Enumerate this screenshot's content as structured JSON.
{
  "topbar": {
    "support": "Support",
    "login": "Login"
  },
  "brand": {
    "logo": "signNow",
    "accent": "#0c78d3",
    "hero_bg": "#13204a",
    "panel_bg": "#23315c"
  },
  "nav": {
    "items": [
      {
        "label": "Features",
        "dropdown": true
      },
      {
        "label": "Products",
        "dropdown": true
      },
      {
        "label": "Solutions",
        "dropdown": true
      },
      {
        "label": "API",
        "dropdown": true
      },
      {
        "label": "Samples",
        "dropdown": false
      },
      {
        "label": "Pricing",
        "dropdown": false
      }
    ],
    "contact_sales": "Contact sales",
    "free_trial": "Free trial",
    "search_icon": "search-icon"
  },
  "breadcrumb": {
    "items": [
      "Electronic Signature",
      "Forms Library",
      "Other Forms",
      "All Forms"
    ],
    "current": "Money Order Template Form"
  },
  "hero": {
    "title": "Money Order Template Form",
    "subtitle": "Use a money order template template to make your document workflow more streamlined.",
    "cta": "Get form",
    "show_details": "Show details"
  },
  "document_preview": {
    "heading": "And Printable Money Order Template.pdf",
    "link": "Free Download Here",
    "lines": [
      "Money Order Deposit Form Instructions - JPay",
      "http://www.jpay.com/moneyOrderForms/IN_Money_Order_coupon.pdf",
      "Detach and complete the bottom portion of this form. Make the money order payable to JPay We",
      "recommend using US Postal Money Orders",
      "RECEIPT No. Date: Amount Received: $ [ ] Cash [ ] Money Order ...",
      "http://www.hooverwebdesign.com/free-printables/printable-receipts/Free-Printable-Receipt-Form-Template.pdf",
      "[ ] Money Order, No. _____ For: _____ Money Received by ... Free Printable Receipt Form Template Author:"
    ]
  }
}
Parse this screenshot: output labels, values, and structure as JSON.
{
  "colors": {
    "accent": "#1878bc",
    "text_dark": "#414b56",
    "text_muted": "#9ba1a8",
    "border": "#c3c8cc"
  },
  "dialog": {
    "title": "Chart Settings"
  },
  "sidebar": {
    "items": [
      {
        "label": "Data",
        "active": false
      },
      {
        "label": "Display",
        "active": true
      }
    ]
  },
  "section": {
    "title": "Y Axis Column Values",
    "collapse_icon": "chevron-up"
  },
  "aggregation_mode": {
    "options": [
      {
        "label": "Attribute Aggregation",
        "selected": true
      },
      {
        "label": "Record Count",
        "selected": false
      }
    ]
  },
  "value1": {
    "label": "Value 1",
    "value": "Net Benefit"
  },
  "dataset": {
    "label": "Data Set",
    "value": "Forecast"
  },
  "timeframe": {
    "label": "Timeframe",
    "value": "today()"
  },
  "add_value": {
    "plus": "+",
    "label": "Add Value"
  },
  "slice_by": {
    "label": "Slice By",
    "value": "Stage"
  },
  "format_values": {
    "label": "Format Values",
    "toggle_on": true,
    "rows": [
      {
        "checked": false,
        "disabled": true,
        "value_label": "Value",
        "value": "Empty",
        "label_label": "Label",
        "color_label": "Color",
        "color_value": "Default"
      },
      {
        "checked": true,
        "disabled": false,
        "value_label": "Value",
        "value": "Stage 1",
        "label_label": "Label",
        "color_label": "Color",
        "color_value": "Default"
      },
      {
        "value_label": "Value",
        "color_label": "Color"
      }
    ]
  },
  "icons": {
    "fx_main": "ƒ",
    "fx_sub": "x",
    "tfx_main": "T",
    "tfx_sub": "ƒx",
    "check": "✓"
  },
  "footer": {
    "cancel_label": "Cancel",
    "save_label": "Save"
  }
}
- - - - -
▶ [What the exercise asks] All of the lines above need to be given again exactly.

▶ [Result below]
Enumerate this screenshot's content as structured JSON.
{
  "topbar": {
    "support": "Support",
    "login": "Login"
  },
  "brand": {
    "logo": "signNow",
    "accent": "#0c78d3",
    "hero_bg": "#13204a",
    "panel_bg": "#23315c"
  },
  "nav": {
    "items": [
      {
        "label": "Features",
        "dropdown": true
      },
      {
        "label": "Products",
        "dropdown": true
      },
      {
        "label": "Solutions",
        "dropdown": true
      },
      {
        "label": "API",
        "dropdown": true
      },
      {
        "label": "Samples",
        "dropdown": false
      },
      {
        "label": "Pricing",
        "dropdown": false
      }
    ],
    "contact_sales": "Contact sales",
    "free_trial": "Free trial",
    "search_icon": "search-icon"
  },
  "breadcrumb": {
    "items": [
      "Electronic Signature",
      "Forms Library",
      "Other Forms",
      "All Forms"
    ],
    "current": "Money Order Template Form"
  },
  "hero": {
    "title": "Money Order Template Form",
    "subtitle": "Use a money order template template to make your document workflow more streamlined.",
    "cta": "Get form",
    "show_details": "Show details"
  },
  "document_preview": {
    "heading": "And Printable Money Order Template.pdf",
    "link": "Free Download Here",
    "lines": [
      "Money Order Deposit Form Instructions - JPay",
      "http://www.jpay.com/moneyOrderForms/IN_Money_Order_coupon.pdf",
      "Detach and complete the bottom portion of this form. Make the money order payable to JPay We",
      "recommend using US Postal Money Orders",
      "RECEIPT No. Date: Amount Received: $ [ ] Cash [ ] Money Order ...",
      "http://www.hooverwebdesign.com/free-printables/printable-receipts/Free-Printable-Receipt-Form-Template.pdf",
      "[ ] Money Order, No. _____ For: _____ Money Received by ... Free Printable Receipt Form Template Author:"
    ]
  }
}
Parse this screenshot: output labels, values, and structure as JSON.
{
  "colors": {
    "accent": "#1878bc",
    "text_dark": "#414b56",
    "text_muted": "#9ba1a8",
    "border": "#c3c8cc"
  },
  "dialog": {
    "title": "Chart Settings"
  },
  "sidebar": {
    "items": [
      {
        "label": "Data",
        "active": false
      },
      {
        "label": "Display",
        "active": true
      }
    ]
  },
  "section": {
    "title": "Y Axis Column Values",
    "collapse_icon": "chevron-up"
  },
  "aggregation_mode": {
    "options": [
      {
        "label": "Attribute Aggregation",
        "selected": true
      },
      {
        "label": "Record Count",
        "selected": false
      }
    ]
  },
  "value1": {
    "label": "Value 1",
    "value": "Net Benefit"
  },
  "dataset": {
    "label": "Data Set",
    "value": "Forecast"
  },
  "timeframe": {
    "label": "Timeframe",
    "value": "today()"
  },
  "add_value": {
    "plus": "+",
    "label": "Add Value"
  },
  "slice_by": {
    "label": "Slice By",
    "value": "Stage"
  },
  "format_values": {
    "label": "Format Values",
    "toggle_on": true,
    "rows": [
      {
        "checked": false,
        "disabled": true,
        "value_label": "Value",
        "value": "Empty",
        "label_label": "Label",
        "color_label": "Color",
        "color_value": "Default"
      },
      {
        "checked": true,
        "disabled": false,
        "value_label": "Value",
        "value": "Stage 1",
        "label_label": "Label",
        "color_label": "Color",
        "color_value": "Default"
      },
      {
        "value_label": "Value",
        "color_label": "Color"
      }
    ]
  },
  "icons": {
    "fx_main": "ƒ",
    "fx_sub": "x",
    "tfx_main": "T",
    "tfx_sub": "ƒx",
    "check": "✓"
  },
  "footer": {
    "cancel_label": "Cancel",
    "save_label": "Save"
  }
}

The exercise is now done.